● The exercise
Reproduce the records below in their entirety, character for character.

Data entries
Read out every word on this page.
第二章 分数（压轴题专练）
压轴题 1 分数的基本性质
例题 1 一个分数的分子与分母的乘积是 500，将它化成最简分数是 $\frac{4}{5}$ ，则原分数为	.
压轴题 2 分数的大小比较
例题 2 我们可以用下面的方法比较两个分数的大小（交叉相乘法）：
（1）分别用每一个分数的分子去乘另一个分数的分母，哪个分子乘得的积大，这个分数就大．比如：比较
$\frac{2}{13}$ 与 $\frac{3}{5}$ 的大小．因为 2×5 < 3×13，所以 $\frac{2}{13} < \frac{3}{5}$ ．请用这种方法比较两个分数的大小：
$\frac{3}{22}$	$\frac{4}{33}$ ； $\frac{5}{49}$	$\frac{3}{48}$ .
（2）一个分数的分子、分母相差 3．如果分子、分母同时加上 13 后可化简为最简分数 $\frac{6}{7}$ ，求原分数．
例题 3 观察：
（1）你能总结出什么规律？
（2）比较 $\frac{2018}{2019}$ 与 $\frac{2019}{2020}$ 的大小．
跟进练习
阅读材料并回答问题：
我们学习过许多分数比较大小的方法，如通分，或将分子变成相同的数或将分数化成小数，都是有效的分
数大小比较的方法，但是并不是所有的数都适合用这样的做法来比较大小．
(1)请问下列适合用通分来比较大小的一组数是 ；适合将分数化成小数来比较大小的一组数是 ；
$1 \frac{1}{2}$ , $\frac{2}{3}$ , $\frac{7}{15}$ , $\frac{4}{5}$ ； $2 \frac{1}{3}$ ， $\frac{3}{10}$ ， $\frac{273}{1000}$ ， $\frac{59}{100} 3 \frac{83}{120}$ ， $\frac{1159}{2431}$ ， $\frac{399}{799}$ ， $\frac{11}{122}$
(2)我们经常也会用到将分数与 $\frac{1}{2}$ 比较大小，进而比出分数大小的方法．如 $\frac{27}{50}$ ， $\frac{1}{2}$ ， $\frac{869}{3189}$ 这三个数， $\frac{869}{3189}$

● The response
Read out every word on this page.
第二章 分数（压轴题专练）
压轴题 1 分数的基本性质
例题 1 一个分数的分子与分母的乘积是 500，将它化成最简分数是 $\frac{4}{5}$ ，则原分数为	.
压轴题 2 分数的大小比较
例题 2 我们可以用下面的方法比较两个分数的大小（交叉相乘法）：
（1）分别用每一个分数的分子去乘另一个分数的分母，哪个分子乘得的积大，这个分数就大．比如：比较
$\frac{2}{13}$ 与 $\frac{3}{5}$ 的大小．因为 2×5 < 3×13，所以 $\frac{2}{13} < \frac{3}{5}$ ．请用这种方法比较两个分数的大小：
$\frac{3}{22}$	$\frac{4}{33}$ ； $\frac{5}{49}$	$\frac{3}{48}$ .
（2）一个分数的分子、分母相差 3．如果分子、分母同时加上 13 后可化简为最简分数 $\frac{6}{7}$ ，求原分数．
例题 3 观察：
（1）你能总结出什么规律？
（2）比较 $\frac{2018}{2019}$ 与 $\frac{2019}{2020}$ 的大小．
跟进练习
阅读材料并回答问题：
我们学习过许多分数比较大小的方法，如通分，或将分子变成相同的数或将分数化成小数，都是有效的分
数大小比较的方法，但是并不是所有的数都适合用这样的做法来比较大小．
(1)请问下列适合用通分来比较大小的一组数是 ；适合将分数化成小数来比较大小的一组数是 ；
$1 \frac{1}{2}$ , $\frac{2}{3}$ , $\frac{7}{15}$ , $\frac{4}{5}$ ； $2 \frac{1}{3}$ ， $\frac{3}{10}$ ， $\frac{273}{1000}$ ， $\frac{59}{100} 3 \frac{83}{120}$ ， $\frac{1159}{2431}$ ， $\frac{399}{799}$ ， $\frac{11}{122}$
(2)我们经常也会用到将分数与 $\frac{1}{2}$ 比较大小，进而比出分数大小的方法．如 $\frac{27}{50}$ ， $\frac{1}{2}$ ， $\frac{869}{3189}$ 这三个数， $\frac{869}{3189}$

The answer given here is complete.